AUSGEWÄHLTER TEXT:
━━━━━━━━━━━━━━━━
Geistesblitze…

… ereignen sich immer dann, wenn man sie gar nicht erwartet oder man sehr entspannt ist und dadurch zu faul, sie in irgendeiner Weise festzuhalten.

Beispiel? Unter der Dusche. Bis ich fertig entschäumt und abgetrocknet bin, hat sich der Gedanke oft wieder verflüchtigt.

Abends kurz vor dem Einschlafen: Jetzt wieder aufstehen, Stift und Blatt zücken? Och nö! Und am nächsten Morgen hat sich die Wahnsinnsidee, die alle Zeit für Frieden auf Erden sorgen würde oder den CO2-Ausstoß eines Kohlekraftwerks auf null reduziert, leider in Luft aufgelöst.
━━━━━━━━━━━━━━━━
ARBEITSAUFTRÄGE:
1 – Wie lautet der Satz „Bis ich fertig entschäumt und abgetrocknet bin, hat sich der Gedanke oft wieder verflüchtigt.“ aus dem Text über Geistesblitze auf Englisch?
2 – Schreibe den Text über Geistesblitze im Anschluss an seinen letzten Satz um einige Sätze weiter.
Die Datensätze werden hier nicht gebraucht.

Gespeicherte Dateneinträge
━━━━━━━━━━━━━━━━
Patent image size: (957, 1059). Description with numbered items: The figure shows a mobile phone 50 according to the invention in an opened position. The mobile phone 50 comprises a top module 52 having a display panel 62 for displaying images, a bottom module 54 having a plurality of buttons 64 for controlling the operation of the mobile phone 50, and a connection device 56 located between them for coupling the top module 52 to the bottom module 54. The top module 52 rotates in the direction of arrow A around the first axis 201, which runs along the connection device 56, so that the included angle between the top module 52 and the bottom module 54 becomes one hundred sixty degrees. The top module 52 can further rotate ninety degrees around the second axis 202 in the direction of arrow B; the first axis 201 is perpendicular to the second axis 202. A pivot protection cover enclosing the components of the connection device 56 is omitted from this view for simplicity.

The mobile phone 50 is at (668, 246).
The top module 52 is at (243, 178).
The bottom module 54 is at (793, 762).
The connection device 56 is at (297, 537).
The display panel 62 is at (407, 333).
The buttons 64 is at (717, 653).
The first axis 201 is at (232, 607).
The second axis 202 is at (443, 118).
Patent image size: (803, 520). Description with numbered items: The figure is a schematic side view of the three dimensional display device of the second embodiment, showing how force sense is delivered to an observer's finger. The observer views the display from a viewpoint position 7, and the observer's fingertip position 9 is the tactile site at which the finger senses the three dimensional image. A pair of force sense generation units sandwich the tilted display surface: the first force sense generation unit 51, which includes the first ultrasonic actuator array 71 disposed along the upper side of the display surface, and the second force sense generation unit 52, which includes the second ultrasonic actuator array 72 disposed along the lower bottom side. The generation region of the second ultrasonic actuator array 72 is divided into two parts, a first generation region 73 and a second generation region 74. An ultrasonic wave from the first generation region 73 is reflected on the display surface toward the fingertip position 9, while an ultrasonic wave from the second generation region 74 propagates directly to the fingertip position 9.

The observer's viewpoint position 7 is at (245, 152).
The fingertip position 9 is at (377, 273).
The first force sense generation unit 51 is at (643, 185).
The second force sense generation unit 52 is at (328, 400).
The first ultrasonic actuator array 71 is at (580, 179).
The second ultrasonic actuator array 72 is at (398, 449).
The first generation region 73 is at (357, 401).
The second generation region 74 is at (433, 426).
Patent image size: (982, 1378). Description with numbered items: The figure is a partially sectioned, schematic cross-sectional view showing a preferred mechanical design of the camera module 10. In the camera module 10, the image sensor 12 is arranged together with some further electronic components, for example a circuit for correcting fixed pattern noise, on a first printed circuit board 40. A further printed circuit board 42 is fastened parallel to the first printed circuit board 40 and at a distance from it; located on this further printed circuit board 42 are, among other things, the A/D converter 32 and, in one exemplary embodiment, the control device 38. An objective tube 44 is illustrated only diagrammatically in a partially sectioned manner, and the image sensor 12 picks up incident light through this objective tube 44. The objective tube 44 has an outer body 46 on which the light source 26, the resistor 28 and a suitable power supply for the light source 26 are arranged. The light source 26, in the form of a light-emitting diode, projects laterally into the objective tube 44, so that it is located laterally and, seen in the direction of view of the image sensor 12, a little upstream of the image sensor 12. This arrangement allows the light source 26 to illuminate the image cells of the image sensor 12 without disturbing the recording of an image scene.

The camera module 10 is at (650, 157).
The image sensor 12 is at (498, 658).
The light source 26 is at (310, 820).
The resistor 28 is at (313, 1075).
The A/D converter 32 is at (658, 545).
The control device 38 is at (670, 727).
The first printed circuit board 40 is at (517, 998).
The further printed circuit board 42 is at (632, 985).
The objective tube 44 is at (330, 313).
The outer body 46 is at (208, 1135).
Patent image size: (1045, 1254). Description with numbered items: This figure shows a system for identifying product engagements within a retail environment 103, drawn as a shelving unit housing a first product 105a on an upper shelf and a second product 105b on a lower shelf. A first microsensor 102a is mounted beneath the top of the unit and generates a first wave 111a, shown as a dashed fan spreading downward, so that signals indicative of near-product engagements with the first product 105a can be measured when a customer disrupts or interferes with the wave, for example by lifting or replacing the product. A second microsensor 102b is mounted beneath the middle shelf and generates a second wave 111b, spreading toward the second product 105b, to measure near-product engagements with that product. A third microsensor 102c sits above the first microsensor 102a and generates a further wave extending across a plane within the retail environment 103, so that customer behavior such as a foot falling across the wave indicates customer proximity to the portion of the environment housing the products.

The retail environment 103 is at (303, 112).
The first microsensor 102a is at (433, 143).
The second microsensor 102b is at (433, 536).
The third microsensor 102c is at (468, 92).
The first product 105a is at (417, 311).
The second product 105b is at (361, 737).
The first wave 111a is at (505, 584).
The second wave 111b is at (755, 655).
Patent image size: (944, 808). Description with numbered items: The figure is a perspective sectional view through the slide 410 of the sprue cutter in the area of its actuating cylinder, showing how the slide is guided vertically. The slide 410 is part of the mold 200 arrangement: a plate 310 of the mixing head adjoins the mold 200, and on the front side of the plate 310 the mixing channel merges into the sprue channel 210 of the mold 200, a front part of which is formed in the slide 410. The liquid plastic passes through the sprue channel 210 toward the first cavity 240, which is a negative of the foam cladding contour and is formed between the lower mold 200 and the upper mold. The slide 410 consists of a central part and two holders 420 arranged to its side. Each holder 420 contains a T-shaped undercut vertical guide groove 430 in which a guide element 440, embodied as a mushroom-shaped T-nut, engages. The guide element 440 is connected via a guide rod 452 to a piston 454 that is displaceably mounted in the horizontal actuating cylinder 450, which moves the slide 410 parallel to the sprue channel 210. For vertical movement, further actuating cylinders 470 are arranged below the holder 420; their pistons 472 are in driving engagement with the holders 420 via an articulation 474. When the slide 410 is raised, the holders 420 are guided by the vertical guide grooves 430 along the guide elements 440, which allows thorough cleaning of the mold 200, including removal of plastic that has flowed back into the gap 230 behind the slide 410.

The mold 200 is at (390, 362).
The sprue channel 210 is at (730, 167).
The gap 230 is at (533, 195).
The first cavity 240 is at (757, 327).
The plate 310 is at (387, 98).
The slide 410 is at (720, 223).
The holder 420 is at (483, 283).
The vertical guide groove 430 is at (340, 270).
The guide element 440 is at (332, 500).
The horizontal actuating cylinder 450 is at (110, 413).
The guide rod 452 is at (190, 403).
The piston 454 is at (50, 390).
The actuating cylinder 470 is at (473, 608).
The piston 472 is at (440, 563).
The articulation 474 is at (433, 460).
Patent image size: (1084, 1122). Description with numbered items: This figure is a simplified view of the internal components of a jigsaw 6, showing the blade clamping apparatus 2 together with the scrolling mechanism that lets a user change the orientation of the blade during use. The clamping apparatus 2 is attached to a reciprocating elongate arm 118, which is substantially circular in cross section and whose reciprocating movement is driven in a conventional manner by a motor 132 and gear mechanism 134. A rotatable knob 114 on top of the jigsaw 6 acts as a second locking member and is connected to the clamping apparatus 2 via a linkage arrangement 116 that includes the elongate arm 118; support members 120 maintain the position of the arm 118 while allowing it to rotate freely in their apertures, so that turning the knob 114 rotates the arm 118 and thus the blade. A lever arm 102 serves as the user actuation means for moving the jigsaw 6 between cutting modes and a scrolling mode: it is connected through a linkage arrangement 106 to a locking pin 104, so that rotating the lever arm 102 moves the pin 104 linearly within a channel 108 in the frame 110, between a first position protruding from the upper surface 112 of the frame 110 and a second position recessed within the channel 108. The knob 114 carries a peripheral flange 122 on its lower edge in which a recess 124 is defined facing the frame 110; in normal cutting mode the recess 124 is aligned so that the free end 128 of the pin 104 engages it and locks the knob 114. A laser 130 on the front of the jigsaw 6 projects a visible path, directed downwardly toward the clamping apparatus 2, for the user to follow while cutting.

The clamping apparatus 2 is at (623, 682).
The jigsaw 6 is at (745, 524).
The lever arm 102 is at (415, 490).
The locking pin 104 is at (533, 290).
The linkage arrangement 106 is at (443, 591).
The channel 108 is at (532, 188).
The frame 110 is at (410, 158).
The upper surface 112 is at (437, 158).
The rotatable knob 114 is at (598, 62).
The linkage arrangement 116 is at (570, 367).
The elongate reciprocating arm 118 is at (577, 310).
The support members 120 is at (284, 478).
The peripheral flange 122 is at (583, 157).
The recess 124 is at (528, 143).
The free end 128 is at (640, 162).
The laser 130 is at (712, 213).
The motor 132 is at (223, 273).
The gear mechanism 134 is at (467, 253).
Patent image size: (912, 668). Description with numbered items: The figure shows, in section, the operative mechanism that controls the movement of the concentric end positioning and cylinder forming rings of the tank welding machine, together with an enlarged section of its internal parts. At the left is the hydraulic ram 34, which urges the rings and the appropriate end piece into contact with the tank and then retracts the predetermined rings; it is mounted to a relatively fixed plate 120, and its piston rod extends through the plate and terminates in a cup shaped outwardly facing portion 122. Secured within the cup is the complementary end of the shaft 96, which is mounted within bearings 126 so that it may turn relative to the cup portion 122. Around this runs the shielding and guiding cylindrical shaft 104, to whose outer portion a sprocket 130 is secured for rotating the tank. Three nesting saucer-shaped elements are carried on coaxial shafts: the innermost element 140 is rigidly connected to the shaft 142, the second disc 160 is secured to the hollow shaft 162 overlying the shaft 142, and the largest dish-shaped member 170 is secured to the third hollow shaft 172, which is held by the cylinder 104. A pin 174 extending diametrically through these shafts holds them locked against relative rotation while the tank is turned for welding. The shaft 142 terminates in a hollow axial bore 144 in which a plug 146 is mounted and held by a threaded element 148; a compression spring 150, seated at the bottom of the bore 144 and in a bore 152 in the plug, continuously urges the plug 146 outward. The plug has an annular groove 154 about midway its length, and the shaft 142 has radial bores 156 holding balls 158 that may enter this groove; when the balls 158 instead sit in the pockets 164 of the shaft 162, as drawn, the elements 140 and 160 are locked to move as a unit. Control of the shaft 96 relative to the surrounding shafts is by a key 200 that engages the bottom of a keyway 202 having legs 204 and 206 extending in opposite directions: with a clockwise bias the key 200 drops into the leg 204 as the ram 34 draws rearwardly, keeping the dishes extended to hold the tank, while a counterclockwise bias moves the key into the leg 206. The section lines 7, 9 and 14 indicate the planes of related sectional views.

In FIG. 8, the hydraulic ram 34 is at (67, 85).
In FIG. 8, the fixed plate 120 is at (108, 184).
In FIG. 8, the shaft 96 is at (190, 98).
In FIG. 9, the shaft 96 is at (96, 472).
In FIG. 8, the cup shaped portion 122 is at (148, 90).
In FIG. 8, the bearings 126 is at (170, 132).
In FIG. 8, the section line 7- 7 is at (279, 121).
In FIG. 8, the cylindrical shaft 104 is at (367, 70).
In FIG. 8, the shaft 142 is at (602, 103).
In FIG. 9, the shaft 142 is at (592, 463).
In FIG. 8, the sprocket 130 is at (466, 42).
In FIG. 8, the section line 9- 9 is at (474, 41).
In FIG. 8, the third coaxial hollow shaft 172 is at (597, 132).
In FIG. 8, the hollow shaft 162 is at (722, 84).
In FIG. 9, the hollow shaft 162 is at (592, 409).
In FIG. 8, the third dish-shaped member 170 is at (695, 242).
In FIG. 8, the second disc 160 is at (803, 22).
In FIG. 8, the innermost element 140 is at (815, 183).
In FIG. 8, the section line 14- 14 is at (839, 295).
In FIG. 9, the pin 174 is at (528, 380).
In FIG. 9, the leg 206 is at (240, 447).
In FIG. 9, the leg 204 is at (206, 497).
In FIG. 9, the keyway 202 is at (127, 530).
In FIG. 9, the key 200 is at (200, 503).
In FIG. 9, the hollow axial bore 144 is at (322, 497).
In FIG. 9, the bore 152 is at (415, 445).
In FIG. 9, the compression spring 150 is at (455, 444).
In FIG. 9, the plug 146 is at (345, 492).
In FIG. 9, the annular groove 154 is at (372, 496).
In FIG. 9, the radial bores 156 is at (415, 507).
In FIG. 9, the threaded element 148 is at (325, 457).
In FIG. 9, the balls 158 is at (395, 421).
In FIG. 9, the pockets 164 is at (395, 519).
━━━━━━━━━━━━━━━━
ERWARTETE ERGEBNISSE:
1 – By the time I've finished rinsing off the suds and drying myself, the thought has often evaporated again.

2 –
Nicht so letzten Samstag beim Abschmücken der Weihnachtsdeko. Da ereilte mich die äußerst praktische Idee, die ich der Welt keinesfalls vorenthalten will.

Seit einiger Zeit  gibt es ja diesen Draht mit kleinen LED-Lichtern, der sich so wunderbar um alles mögliche drumherum winden lässt.  Die Frage ist nur, wie man ihn nach Weihnachten wieder in die winzige Packung kriegt. Normalerweise nämlich gar nicht oder nur wenn man vorher dafür einen VHS-Kurs belegt.

Und wenn man ihn zusammen gefriemelt hat, irgendwie, mit Ach und Krach, dann ist der Draht so verheddert, dass man ihn nie, nie, nie mehr auseinander kriegt. Und deshalb hier DIE Lösung, die zum kommenden Advent nicht mehr für Wutausbrüche sondern für Entzückungsschreie sorgt.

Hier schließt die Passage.